• [TASK DIRECTIONS] Find how many lines in the data below mention "icon". Give the number only.

• [RECORDS FOR THIS TASK]

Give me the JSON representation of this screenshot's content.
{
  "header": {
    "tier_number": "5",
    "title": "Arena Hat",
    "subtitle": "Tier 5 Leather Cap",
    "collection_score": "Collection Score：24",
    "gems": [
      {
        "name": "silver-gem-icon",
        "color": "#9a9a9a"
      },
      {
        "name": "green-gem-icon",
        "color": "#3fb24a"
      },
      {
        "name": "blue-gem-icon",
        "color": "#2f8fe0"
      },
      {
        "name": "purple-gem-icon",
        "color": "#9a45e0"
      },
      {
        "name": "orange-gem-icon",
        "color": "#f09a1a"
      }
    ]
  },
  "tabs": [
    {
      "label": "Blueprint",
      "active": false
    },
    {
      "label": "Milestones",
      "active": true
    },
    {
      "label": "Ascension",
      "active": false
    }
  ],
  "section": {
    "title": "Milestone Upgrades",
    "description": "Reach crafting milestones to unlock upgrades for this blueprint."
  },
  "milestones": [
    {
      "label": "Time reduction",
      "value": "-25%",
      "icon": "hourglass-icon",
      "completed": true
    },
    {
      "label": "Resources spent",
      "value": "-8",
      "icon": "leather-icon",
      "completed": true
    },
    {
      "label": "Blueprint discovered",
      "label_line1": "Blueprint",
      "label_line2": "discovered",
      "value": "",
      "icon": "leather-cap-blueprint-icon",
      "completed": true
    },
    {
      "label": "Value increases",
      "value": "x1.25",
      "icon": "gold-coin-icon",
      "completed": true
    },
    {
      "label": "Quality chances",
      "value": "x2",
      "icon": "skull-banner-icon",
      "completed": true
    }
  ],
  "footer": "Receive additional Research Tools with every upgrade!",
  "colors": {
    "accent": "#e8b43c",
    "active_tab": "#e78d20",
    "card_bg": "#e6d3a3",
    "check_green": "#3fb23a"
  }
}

• [RESULT OF THE EXERCISE] 10